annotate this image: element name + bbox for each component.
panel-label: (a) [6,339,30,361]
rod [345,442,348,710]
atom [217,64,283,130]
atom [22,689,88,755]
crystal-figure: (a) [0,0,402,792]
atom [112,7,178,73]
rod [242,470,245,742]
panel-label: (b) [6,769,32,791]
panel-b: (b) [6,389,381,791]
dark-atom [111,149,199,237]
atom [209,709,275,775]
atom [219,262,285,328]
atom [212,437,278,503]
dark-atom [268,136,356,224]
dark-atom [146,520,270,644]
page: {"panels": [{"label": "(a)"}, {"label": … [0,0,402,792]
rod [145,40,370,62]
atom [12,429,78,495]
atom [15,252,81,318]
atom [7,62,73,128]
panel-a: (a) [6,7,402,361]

## YOUR INSTRUCTIONS
Extract every line of the data above and reproduce each one without any change.

## WRITTEN ANSWER
annotate this image: element name + bbox for each component.
panel-label: (a) [6,339,30,361]
rod [345,442,348,710]
atom [217,64,283,130]
atom [22,689,88,755]
crystal-figure: (a) [0,0,402,792]
atom [112,7,178,73]
rod [242,470,245,742]
panel-label: (b) [6,769,32,791]
panel-b: (b) [6,389,381,791]
dark-atom [111,149,199,237]
atom [209,709,275,775]
atom [219,262,285,328]
atom [212,437,278,503]
dark-atom [268,136,356,224]
dark-atom [146,520,270,644]
page: {"panels": [{"label": "(a)"}, {"label": … [0,0,402,792]
rod [145,40,370,62]
atom [12,429,78,495]
atom [15,252,81,318]
atom [7,62,73,128]
panel-a: (a) [6,7,402,361]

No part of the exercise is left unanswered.